> **Task**
Your task is to extract every line from the material below exactly.

> **Dataset entries**
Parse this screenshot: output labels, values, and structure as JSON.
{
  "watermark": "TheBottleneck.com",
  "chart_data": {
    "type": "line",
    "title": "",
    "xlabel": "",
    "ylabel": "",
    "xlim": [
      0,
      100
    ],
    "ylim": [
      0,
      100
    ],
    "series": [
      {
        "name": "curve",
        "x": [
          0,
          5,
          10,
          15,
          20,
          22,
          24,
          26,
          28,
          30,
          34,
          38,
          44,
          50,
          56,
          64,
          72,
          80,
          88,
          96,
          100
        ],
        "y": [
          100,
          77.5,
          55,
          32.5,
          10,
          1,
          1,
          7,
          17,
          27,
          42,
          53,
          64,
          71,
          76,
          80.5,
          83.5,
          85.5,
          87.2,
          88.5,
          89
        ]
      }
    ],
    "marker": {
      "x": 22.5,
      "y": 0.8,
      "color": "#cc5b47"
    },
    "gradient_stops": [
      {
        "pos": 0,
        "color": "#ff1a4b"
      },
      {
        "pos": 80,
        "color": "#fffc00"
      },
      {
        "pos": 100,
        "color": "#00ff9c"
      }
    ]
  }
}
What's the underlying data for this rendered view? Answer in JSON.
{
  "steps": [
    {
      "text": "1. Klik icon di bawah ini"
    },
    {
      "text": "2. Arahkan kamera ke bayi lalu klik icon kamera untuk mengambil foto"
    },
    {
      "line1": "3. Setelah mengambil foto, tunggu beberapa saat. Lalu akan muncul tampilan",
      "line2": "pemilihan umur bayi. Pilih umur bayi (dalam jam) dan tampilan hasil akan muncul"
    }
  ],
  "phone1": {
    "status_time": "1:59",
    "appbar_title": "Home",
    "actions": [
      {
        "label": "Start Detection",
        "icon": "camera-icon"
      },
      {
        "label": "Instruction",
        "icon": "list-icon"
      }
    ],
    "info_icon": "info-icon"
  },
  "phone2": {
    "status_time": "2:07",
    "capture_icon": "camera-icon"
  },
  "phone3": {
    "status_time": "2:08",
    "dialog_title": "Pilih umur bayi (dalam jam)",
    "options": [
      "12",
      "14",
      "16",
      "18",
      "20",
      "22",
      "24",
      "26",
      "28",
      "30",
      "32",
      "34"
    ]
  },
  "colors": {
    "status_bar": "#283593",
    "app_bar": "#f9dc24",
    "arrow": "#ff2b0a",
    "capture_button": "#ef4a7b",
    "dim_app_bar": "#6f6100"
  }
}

> **Final result**
Parse this screenshot: output labels, values, and structure as JSON.
{
  "watermark": "TheBottleneck.com",
  "chart_data": {
    "type": "line",
    "title": "",
    "xlabel": "",
    "ylabel": "",
    "xlim": [
      0,
      100
    ],
    "ylim": [
      0,
      100
    ],
    "series": [
      {
        "name": "curve",
        "x": [
          0,
          5,
          10,
          15,
          20,
          22,
          24,
          26,
          28,
          30,
          34,
          38,
          44,
          50,
          56,
          64,
          72,
          80,
          88,
          96,
          100
        ],
        "y": [
          100,
          77.5,
          55,
          32.5,
          10,
          1,
          1,
          7,
          17,
          27,
          42,
          53,
          64,
          71,
          76,
          80.5,
          83.5,
          85.5,
          87.2,
          88.5,
          89
        ]
      }
    ],
    "marker": {
      "x": 22.5,
      "y": 0.8,
      "color": "#cc5b47"
    },
    "gradient_stops": [
      {
        "pos": 0,
        "color": "#ff1a4b"
      },
      {
        "pos": 80,
        "color": "#fffc00"
      },
      {
        "pos": 100,
        "color": "#00ff9c"
      }
    ]
  }
}
What's the underlying data for this rendered view? Answer in JSON.
{
  "steps": [
    {
      "text": "1. Klik icon di bawah ini"
    },
    {
      "text": "2. Arahkan kamera ke bayi lalu klik icon kamera untuk mengambil foto"
    },
    {
      "line1": "3. Setelah mengambil foto, tunggu beberapa saat. Lalu akan muncul tampilan",
      "line2": "pemilihan umur bayi. Pilih umur bayi (dalam jam) dan tampilan hasil akan muncul"
    }
  ],
  "phone1": {
    "status_time": "1:59",
    "appbar_title": "Home",
    "actions": [
      {
        "label": "Start Detection",
        "icon": "camera-icon"
      },
      {
        "label": "Instruction",
        "icon": "list-icon"
      }
    ],
    "info_icon": "info-icon"
  },
  "phone2": {
    "status_time": "2:07",
    "capture_icon": "camera-icon"
  },
  "phone3": {
    "status_time": "2:08",
    "dialog_title": "Pilih umur bayi (dalam jam)",
    "options": [
      "12",
      "14",
      "16",
      "18",
      "20",
      "22",
      "24",
      "26",
      "28",
      "30",
      "32",
      "34"
    ]
  },
  "colors": {
    "status_bar": "#283593",
    "app_bar": "#f9dc24",
    "arrow": "#ff2b0a",
    "capture_button": "#ef4a7b",
    "dim_app_bar": "#6f6100"
  }
}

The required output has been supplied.